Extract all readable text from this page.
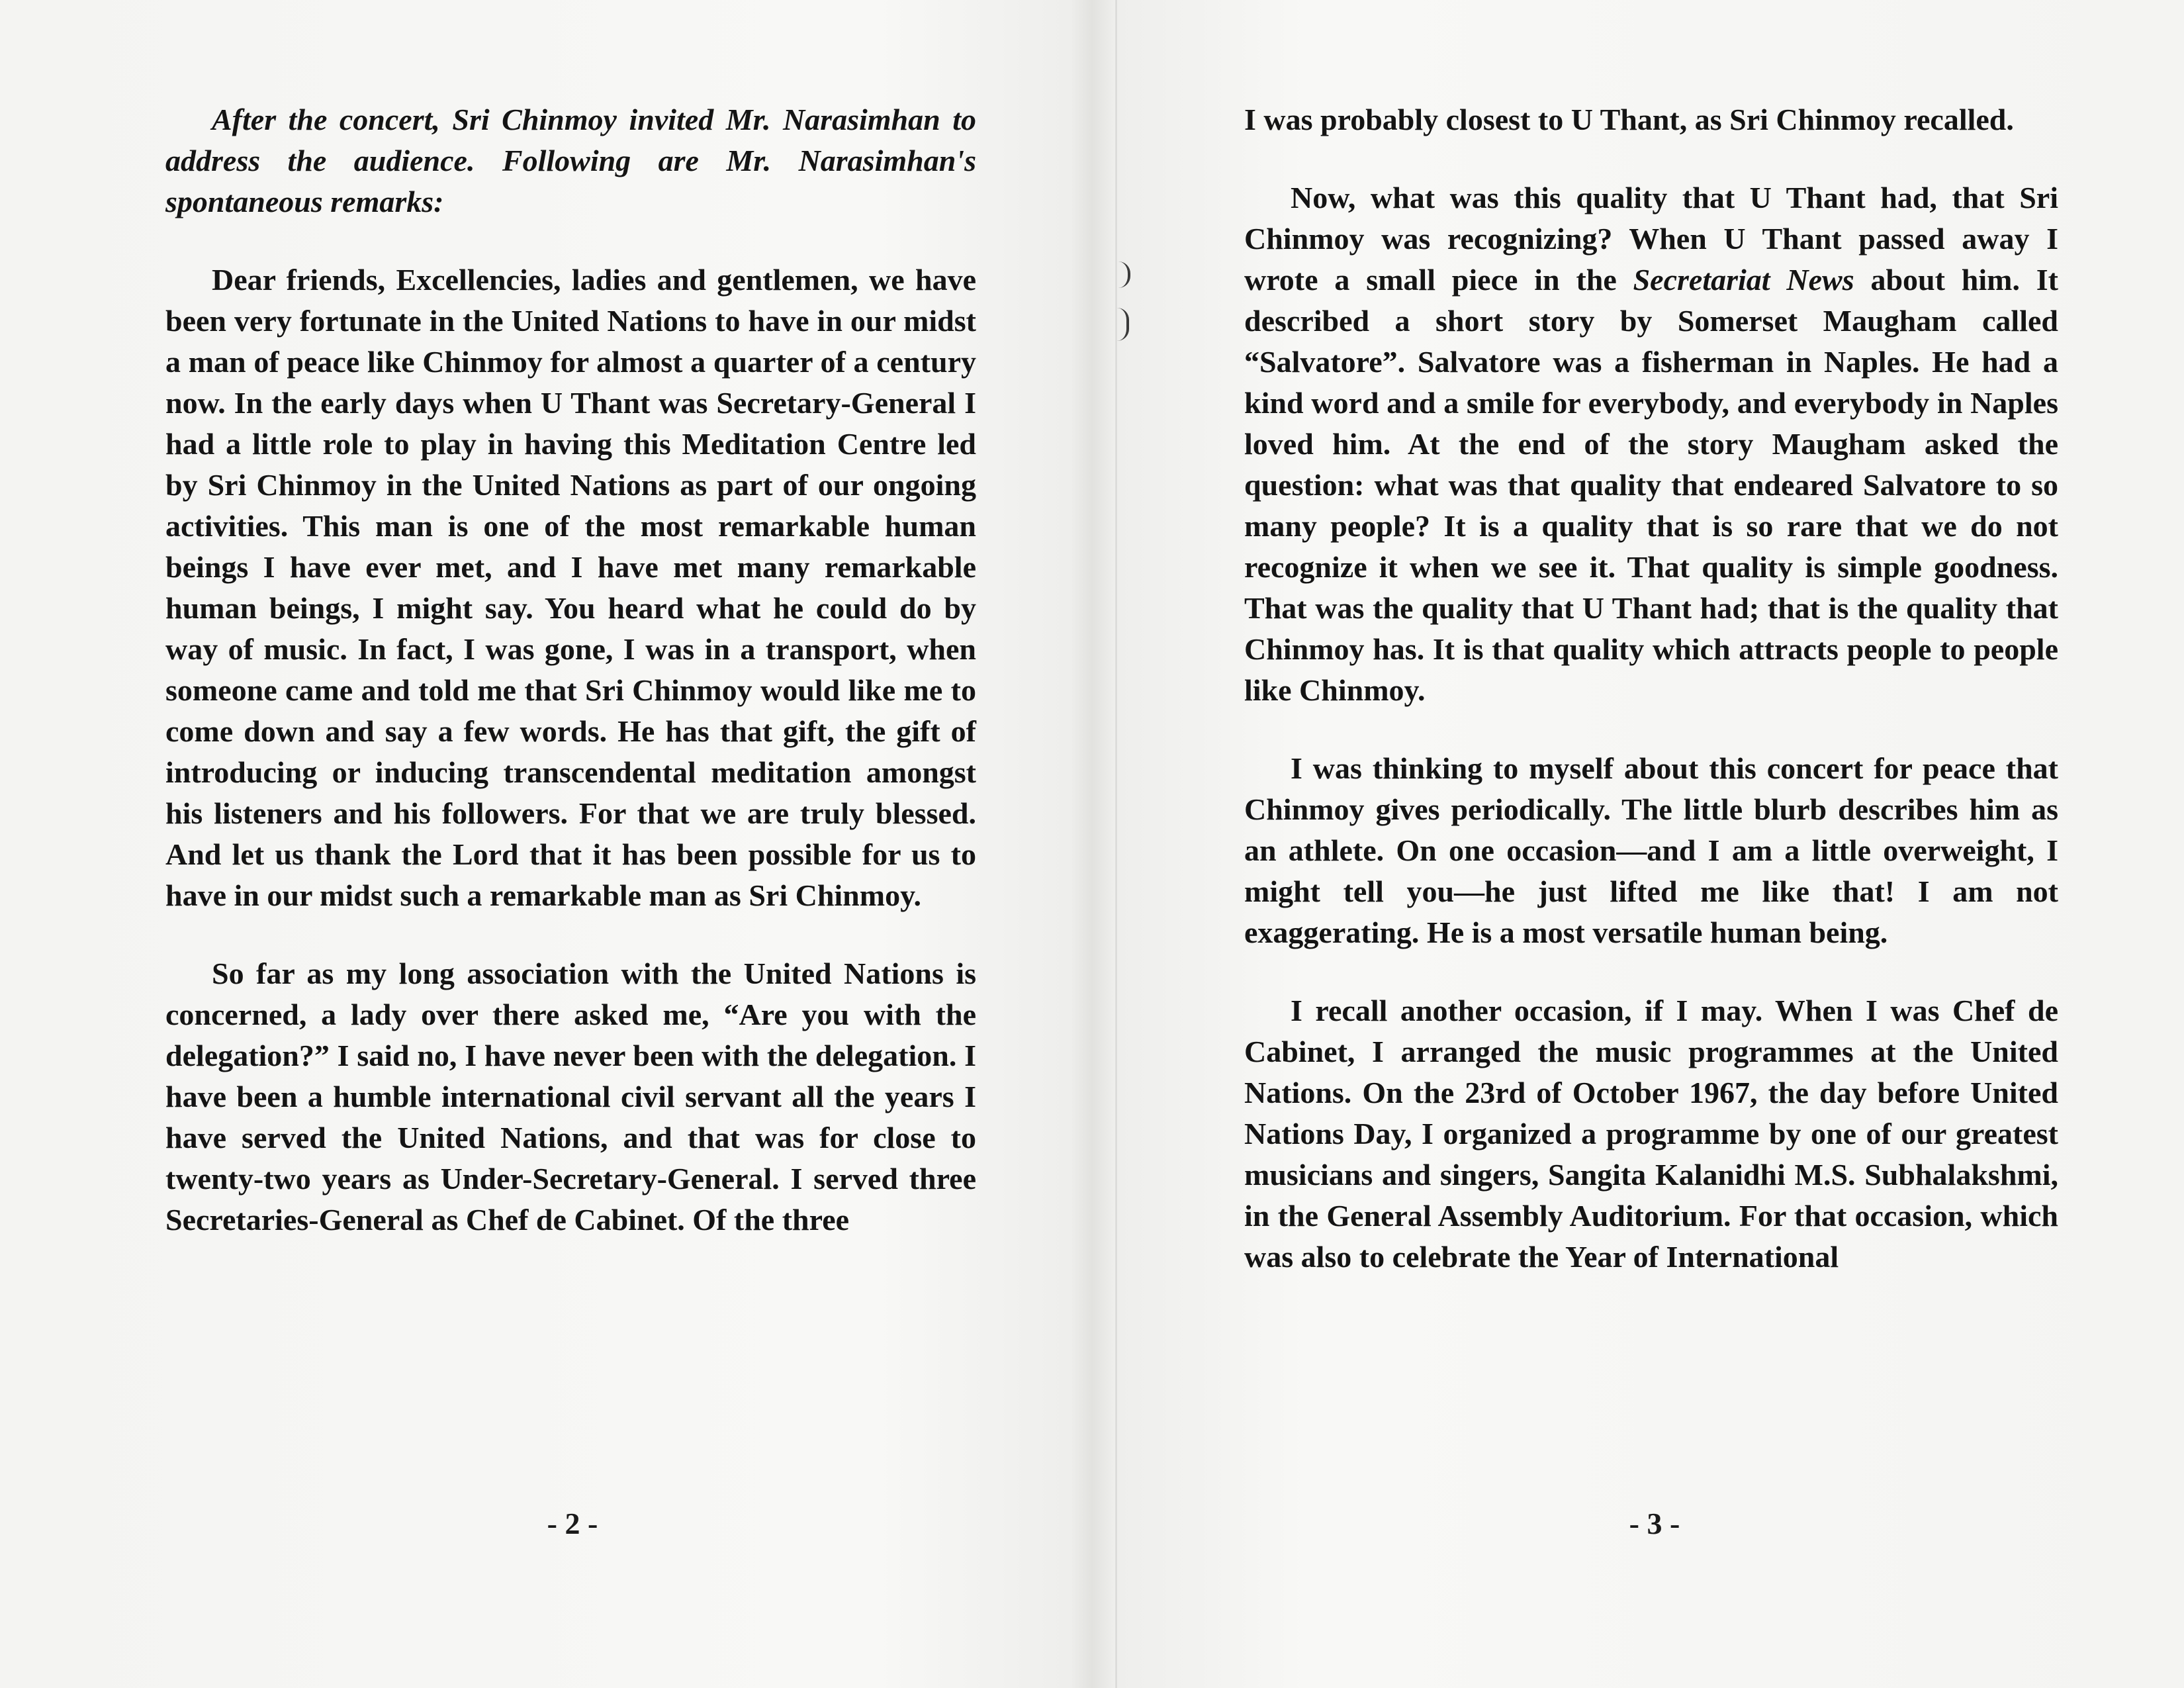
After the concert, Sri Chinmoy invited Mr. Narasimhan to address the audience. Following are Mr. Narasimhan's spontaneous remarks:

Dear friends, Excellencies, ladies and gentlemen, we have been very fortunate in the United Nations to have in our midst a man of peace like Chinmoy for almost a quarter of a century now. In the early days when U Thant was Secretary-General I had a little role to play in having this Meditation Centre led by Sri Chinmoy in the United Nations as part of our ongoing activities. This man is one of the most remarkable human beings I have ever met, and I have met many remarkable human beings, I might say. You heard what he could do by way of music. In fact, I was gone, I was in a transport, when someone came and told me that Sri Chinmoy would like me to come down and say a few words. He has that gift, the gift of introducing or inducing transcendental meditation amongst his listeners and his followers. For that we are truly blessed. And let us thank the Lord that it has been possible for us to have in our midst such a remarkable man as Sri Chinmoy.

So far as my long association with the United Nations is concerned, a lady over there asked me, “Are you with the delegation?” I said no, I have never been with the delegation. I have been a humble international civil servant all the years I have served the United Nations, and that was for close to twenty-two years as Under-Secretary-General. I served three Secretaries-General as Chef de Cabinet. Of the three

- 2 -

I was probably closest to U Thant, as Sri Chinmoy recalled.

Now, what was this quality that U Thant had, that Sri Chinmoy was recognizing? When U Thant passed away I wrote a small piece in the Secretariat News about him. It described a short story by Somerset Maugham called “Salvatore”. Salvatore was a fisherman in Naples. He had a kind word and a smile for everybody, and everybody in Naples loved him. At the end of the story Maugham asked the question: what was that quality that endeared Salvatore to so many people? It is a quality that is so rare that we do not recognize it when we see it. That quality is simple goodness. That was the quality that U Thant had; that is the quality that Chinmoy has. It is that quality which attracts people to people like Chinmoy.

I was thinking to myself about this concert for peace that Chinmoy gives periodically. The little blurb describes him as an athlete. On one occasion—and I am a little overweight, I might tell you—he just lifted me like that! I am not exaggerating. He is a most versatile human being.

I recall another occasion, if I may. When I was Chef de Cabinet, I arranged the music programmes at the United Nations. On the 23rd of October 1967, the day before United Nations Day, I organized a programme by one of our greatest musicians and singers, Sangita Kalanidhi M.S. Subhalakshmi, in the General Assembly Auditorium. For that occasion, which was also to celebrate the Year of International

- 3 -
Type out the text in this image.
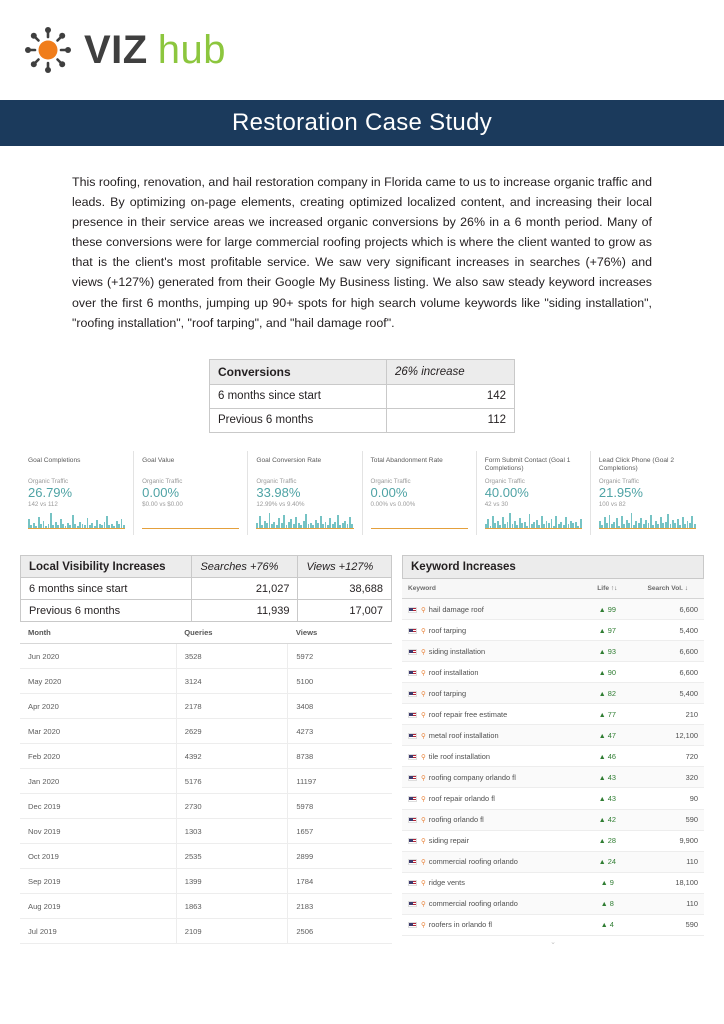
VIZ hub
Restoration Case Study

This roofing, renovation, and hail restoration company in Florida came to us to increase organic traffic and leads. By optimizing on-page elements, creating optimized localized content, and increasing their local presence in their service areas we increased organic conversions by 26% in a 6 month period. Many of these conversions were for large commercial roofing projects which is where the client wanted to grow as that is the client's most profitable service. We saw very significant increases in searches (+76%) and views (+127%) generated from their Google My Business listing. We also saw steady keyword increases over the first 6 months, jumping up 90+ spots for high search volume keywords like "siding installation", "roofing installation", "roof tarping", and "hail damage roof".

Conversions	26% increase
6 months since start	142
Previous 6 months	112
Goal Completions
Organic Traffic
26.79%
142 vs 112
Goal Value
Organic Traffic
0.00%
$0.00 vs $0.00
Goal Conversion Rate
Organic Traffic
33.98%
12.99% vs 9.40%
Total Abandonment Rate
Organic Traffic
0.00%
0.00% vs 0.00%
Form Submit Contact (Goal 1 Completions)
Organic Traffic
40.00%
42 vs 30
Lead Click Phone (Goal 2 Completions)
Organic Traffic
21.95%
100 vs 82
Local Visibility Increases	Searches +76%	Views +127%
6 months since start	21,027	38,688
Previous 6 months	11,939	17,007
Month	Queries	Views
Jun 2020	3528	5972
May 2020	3124	5100
Apr 2020	2178	3408
Mar 2020	2629	4273
Feb 2020	4392	8738
Jan 2020	5176	11197
Dec 2019	2730	5978
Nov 2019	1303	1657
Oct 2019	2535	2899
Sep 2019	1399	1784
Aug 2019	1863	2183
Jul 2019	2109	2506
Keyword Increases
Keyword	Life ↑↓	Search Vol. ↓
⚲ hail damage roof	▲ 99	6,600
⚲ roof tarping	▲ 97	5,400
⚲ siding installation	▲ 93	6,600
⚲ roof installation	▲ 90	6,600
⚲ roof tarping	▲ 82	5,400
⚲ roof repair free estimate	▲ 77	210
⚲ metal roof installation	▲ 47	12,100
⚲ tile roof installation	▲ 46	720
⚲ roofing company orlando fl	▲ 43	320
⚲ roof repair orlando fl	▲ 43	90
⚲ roofing orlando fl	▲ 42	590
⚲ siding repair	▲ 28	9,900
⚲ commercial roofing orlando	▲ 24	110
⚲ ridge vents	▲ 9	18,100
⚲ commercial roofing orlando	▲ 8	110
⚲ roofers in orlando fl	▲ 4	590
⌄
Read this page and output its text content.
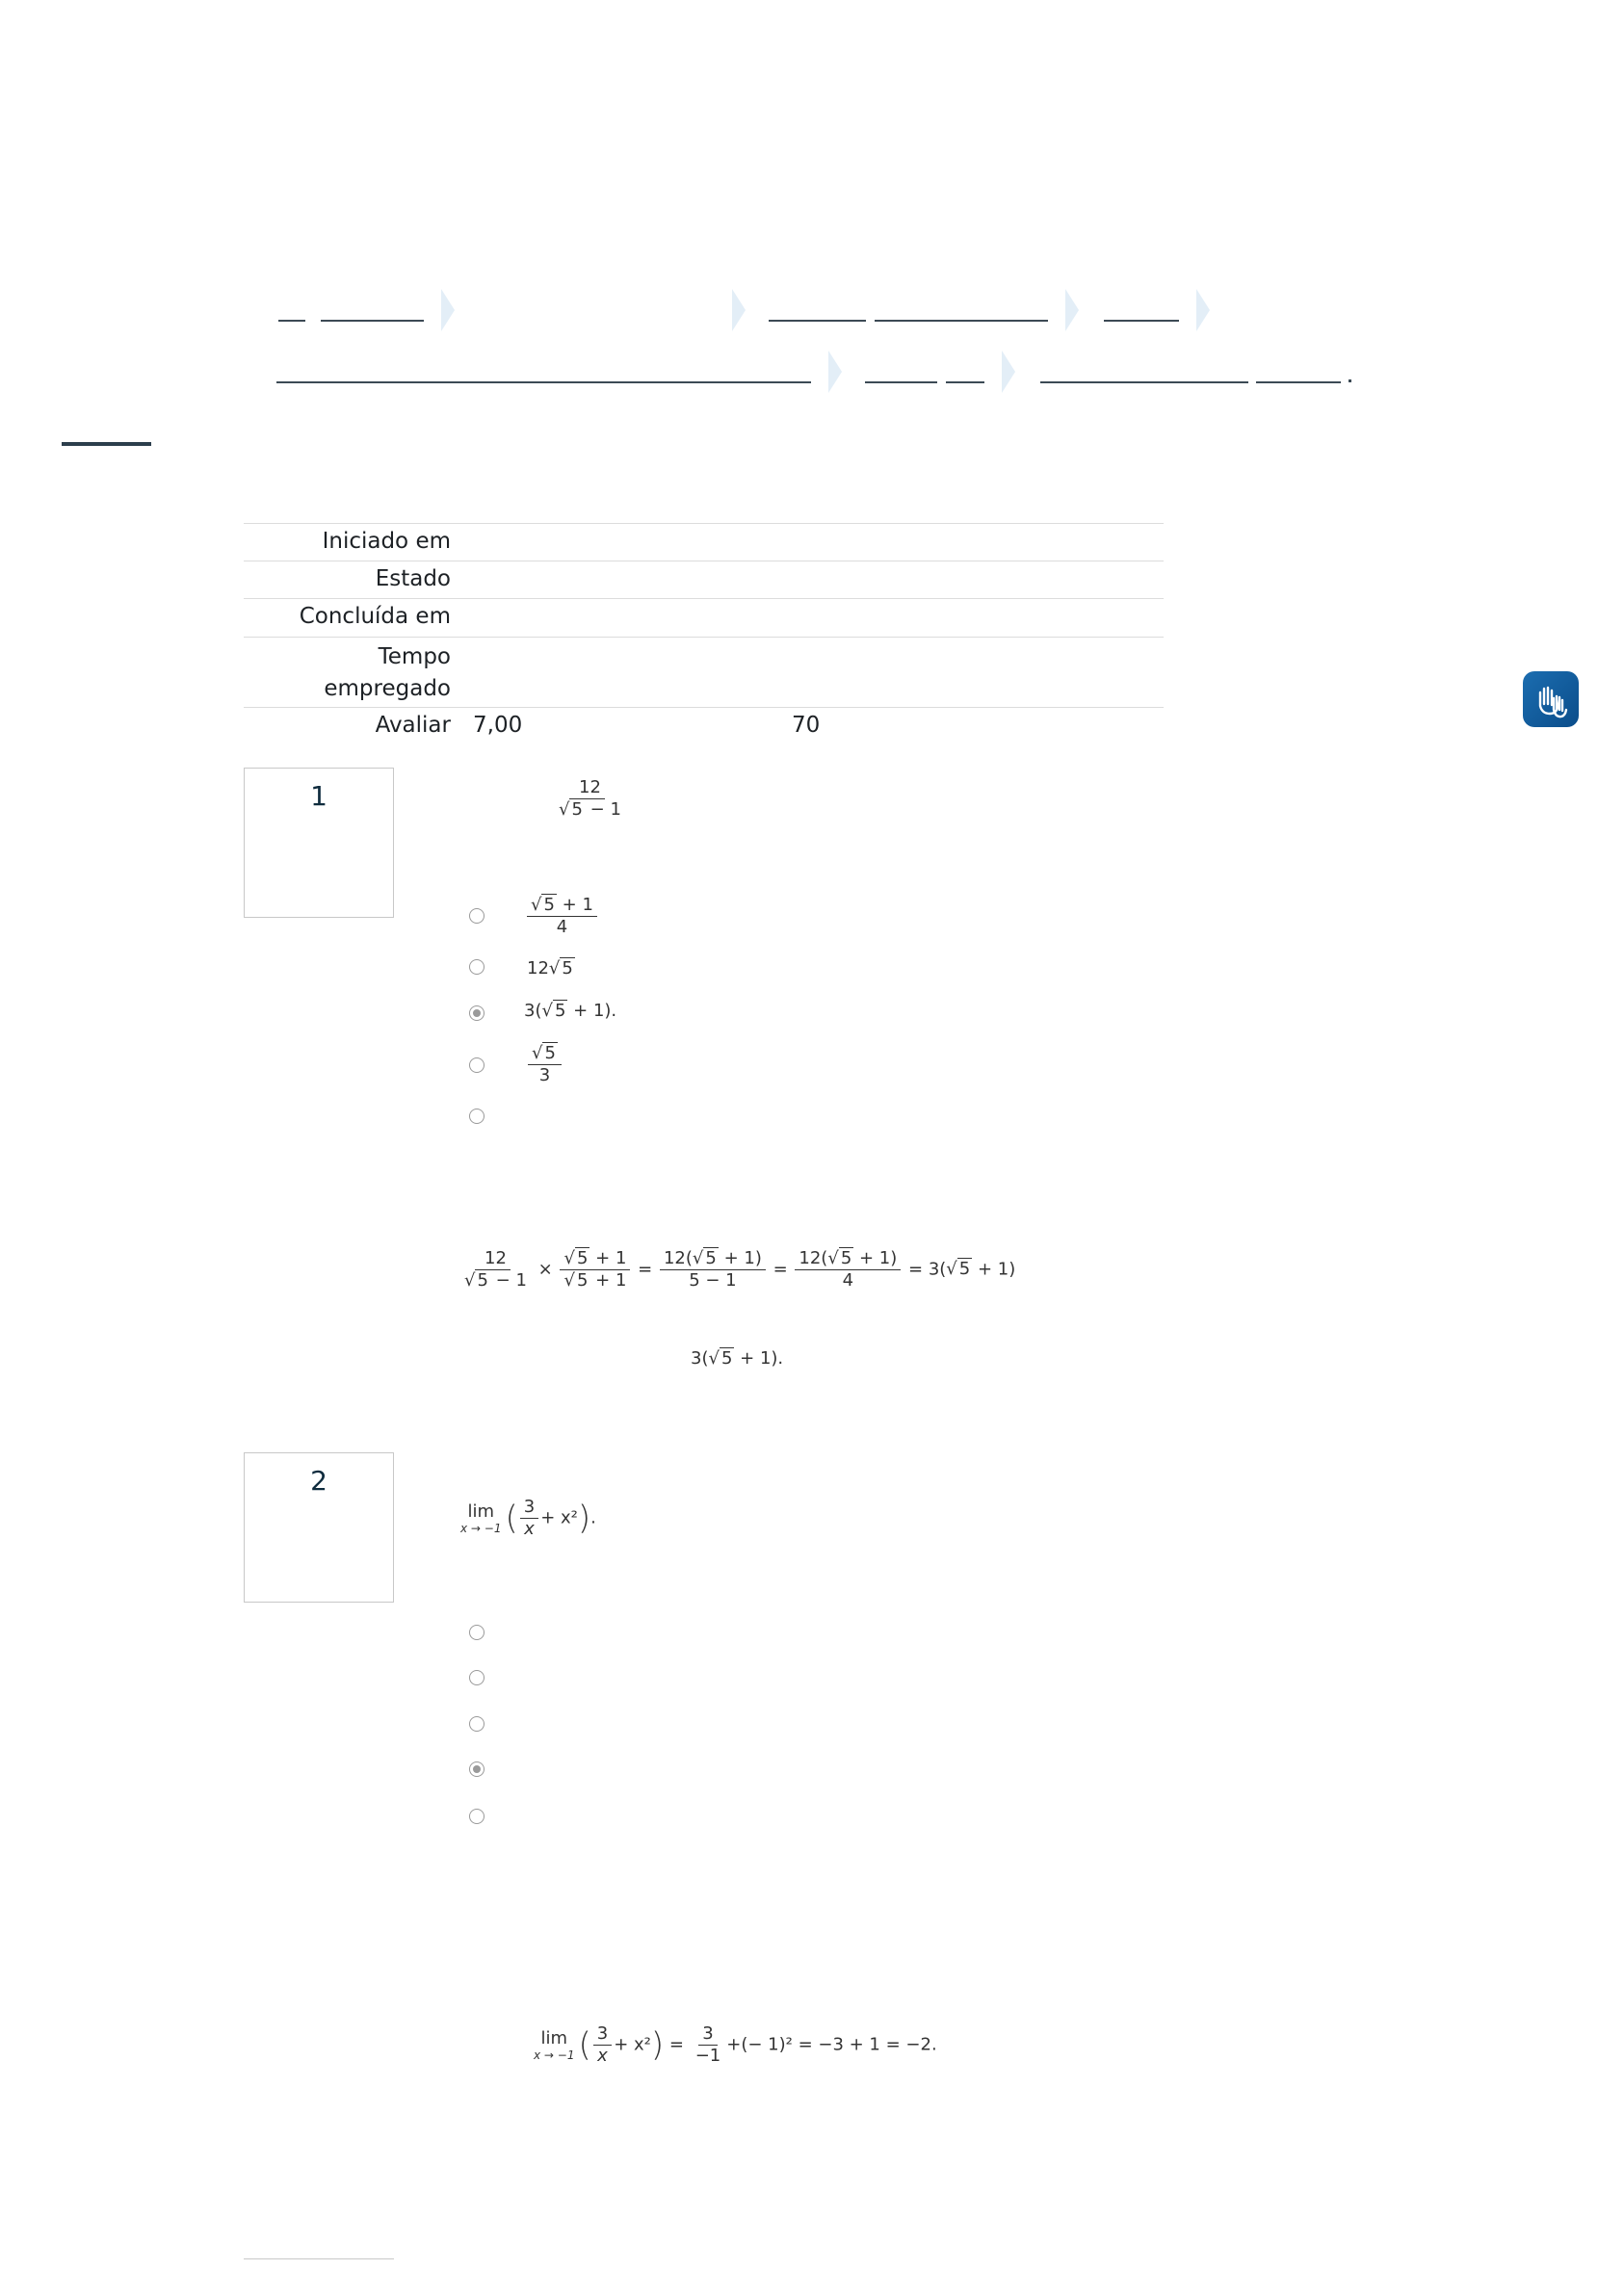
Iniciado em
Estado
Concluída em
Tempo
empregado
Avaliar 7,00	70
1	$\frac{12}{√ 5 - 1}$
$\frac{√ 5 + 1}{4}$
12√ 5
3(√ 5 + 1).
$\frac{√ 5}{3}$
$\frac{12}{√ 5 - 1} \times \frac{√ 5 + 1}{√ 5 + 1} = \frac{12(√ 5 + 1)}{5 - 1} = \frac{12(√ 5 + 1)}{4} = 3(√$ 5 + 1)
3(√ 5 + 1).
2
lim
x → −1 ( $\frac{3}{x} + x^2$).
lim
x → −1 ( $\frac{3}{x} + x^2) = \frac{3}{-1}$ +(− 1)² = −3 + 1 = −2.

**To do**
Looking at the records above, say how many lines hold the string "Goal". Write nothing but the number.

**Result for this exercise**
5